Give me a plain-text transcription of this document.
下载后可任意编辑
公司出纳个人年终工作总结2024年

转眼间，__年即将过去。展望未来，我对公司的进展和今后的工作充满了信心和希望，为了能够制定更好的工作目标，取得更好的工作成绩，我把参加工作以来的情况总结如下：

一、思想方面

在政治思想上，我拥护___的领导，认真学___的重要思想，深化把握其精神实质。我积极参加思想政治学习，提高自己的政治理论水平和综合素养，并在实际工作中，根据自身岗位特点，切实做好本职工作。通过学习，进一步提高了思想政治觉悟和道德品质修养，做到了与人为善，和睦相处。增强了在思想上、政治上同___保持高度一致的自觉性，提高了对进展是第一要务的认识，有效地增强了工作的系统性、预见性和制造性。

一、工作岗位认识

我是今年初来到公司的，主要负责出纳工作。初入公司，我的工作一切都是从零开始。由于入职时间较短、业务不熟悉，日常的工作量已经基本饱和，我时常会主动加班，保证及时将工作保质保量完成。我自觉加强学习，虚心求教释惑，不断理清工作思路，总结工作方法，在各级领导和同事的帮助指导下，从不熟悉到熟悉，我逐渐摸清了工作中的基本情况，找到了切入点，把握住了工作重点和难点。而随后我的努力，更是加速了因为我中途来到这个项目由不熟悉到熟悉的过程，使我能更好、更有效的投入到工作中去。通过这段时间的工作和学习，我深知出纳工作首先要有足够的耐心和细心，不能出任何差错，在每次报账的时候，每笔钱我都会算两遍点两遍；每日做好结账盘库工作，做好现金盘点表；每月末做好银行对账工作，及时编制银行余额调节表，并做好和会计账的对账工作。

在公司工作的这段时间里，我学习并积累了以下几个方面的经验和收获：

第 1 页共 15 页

= = = = =

### EXERCISE DESCRIPTION:
Extract the full listing above without alteration.

### TASK RESULT:
Give me a plain-text transcription of this document.
下载后可任意编辑
公司出纳个人年终工作总结2024年

转眼间，__年即将过去。展望未来，我对公司的进展和今后的工作充满了信心和希望，为了能够制定更好的工作目标，取得更好的工作成绩，我把参加工作以来的情况总结如下：

一、思想方面

在政治思想上，我拥护___的领导，认真学___的重要思想，深化把握其精神实质。我积极参加思想政治学习，提高自己的政治理论水平和综合素养，并在实际工作中，根据自身岗位特点，切实做好本职工作。通过学习，进一步提高了思想政治觉悟和道德品质修养，做到了与人为善，和睦相处。增强了在思想上、政治上同___保持高度一致的自觉性，提高了对进展是第一要务的认识，有效地增强了工作的系统性、预见性和制造性。

一、工作岗位认识

我是今年初来到公司的，主要负责出纳工作。初入公司，我的工作一切都是从零开始。由于入职时间较短、业务不熟悉，日常的工作量已经基本饱和，我时常会主动加班，保证及时将工作保质保量完成。我自觉加强学习，虚心求教释惑，不断理清工作思路，总结工作方法，在各级领导和同事的帮助指导下，从不熟悉到熟悉，我逐渐摸清了工作中的基本情况，找到了切入点，把握住了工作重点和难点。而随后我的努力，更是加速了因为我中途来到这个项目由不熟悉到熟悉的过程，使我能更好、更有效的投入到工作中去。通过这段时间的工作和学习，我深知出纳工作首先要有足够的耐心和细心，不能出任何差错，在每次报账的时候，每笔钱我都会算两遍点两遍；每日做好结账盘库工作，做好现金盘点表；每月末做好银行对账工作，及时编制银行余额调节表，并做好和会计账的对账工作。

在公司工作的这段时间里，我学习并积累了以下几个方面的经验和收获：

第 1 页共 15 页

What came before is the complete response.